A house in Pembroke, Illinois
A house in Pembroke, Illinois pdchicago.org

Recent data from the U.S. Census Bureau indicated that one-out-of six Americans now live in poverty, translating into some 46-million people.

A deep, lengthy recession, the collapse of the housing market, the decline of U.S. manufacturing, reduced spending by state and federal governments, and stubbornly high unemployment, among other factors, have conspired to throw millions into hopeless – and perhaps permanent -- economic dislocation.

One of the worst-hit towns in the country is Pembroke, Illinois, a rural township of some 3,000 souls about 70 miles directly south of Chicago, straddling the Indiana border.

While the national unemployment rate is 9.1 percent (and Illinois has a 10 percent rate), Pembroke’s jobless rate stands at an astounding 50 percent.

Also, as 14.1 percent of Illinois residents live in poverty, the magnitude of impoverishment in Pembroke is undoubtedly dramatically higher.

> Your assignment:
Answer the following questions about the text on poverty in Pembroke, Illinois.
(a) What share of Americans now live in poverty, according to the recent Census Bureau data cited?
(b) About how far from Chicago is Pembroke, and in which direction?
(c) What is Pembroke's jobless rate?

> Dataset items:
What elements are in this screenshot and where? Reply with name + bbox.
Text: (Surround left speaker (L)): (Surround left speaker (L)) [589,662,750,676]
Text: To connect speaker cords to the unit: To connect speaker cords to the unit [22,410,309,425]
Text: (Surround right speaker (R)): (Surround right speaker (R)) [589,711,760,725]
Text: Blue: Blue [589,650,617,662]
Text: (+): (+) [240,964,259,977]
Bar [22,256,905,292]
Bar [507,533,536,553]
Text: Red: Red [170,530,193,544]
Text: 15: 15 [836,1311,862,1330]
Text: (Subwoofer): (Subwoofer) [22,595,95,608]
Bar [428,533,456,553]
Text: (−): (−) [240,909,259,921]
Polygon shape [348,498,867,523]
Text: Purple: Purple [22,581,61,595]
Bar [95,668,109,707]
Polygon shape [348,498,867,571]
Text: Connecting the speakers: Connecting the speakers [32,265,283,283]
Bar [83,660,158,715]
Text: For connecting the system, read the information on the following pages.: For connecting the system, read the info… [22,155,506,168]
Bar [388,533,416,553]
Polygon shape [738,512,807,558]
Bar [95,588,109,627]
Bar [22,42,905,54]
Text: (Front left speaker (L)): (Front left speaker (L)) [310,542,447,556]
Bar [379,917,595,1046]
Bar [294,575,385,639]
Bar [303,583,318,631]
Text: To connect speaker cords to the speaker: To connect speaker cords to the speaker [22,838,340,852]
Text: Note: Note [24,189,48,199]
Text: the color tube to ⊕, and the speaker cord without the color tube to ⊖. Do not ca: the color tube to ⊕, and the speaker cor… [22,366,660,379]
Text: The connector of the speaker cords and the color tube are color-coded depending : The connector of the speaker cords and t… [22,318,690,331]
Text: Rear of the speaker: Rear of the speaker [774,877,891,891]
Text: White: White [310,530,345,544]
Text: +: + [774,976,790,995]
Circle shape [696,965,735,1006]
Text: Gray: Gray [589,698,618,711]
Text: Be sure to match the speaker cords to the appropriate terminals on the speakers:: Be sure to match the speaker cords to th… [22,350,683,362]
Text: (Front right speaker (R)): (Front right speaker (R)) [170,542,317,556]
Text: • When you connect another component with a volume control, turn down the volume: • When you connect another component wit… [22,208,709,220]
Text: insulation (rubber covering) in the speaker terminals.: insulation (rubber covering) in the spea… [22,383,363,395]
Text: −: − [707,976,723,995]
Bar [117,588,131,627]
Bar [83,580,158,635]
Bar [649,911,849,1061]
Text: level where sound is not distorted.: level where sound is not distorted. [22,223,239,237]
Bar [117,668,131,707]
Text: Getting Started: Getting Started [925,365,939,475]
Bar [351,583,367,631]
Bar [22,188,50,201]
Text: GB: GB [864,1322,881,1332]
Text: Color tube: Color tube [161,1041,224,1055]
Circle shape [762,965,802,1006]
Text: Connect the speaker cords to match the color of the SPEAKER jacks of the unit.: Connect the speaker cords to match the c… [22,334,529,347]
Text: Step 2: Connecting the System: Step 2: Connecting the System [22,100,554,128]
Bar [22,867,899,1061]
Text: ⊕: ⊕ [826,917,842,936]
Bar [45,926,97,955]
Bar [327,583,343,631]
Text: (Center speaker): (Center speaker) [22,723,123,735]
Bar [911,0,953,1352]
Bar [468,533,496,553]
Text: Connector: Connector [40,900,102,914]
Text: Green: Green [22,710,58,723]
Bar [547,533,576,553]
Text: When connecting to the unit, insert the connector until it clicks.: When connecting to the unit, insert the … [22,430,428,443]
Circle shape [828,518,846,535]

> Answer section:
(a) One out of six Americans, about 46 million people.
(b) About 70 miles directly south of Chicago.
(c) 50 percent.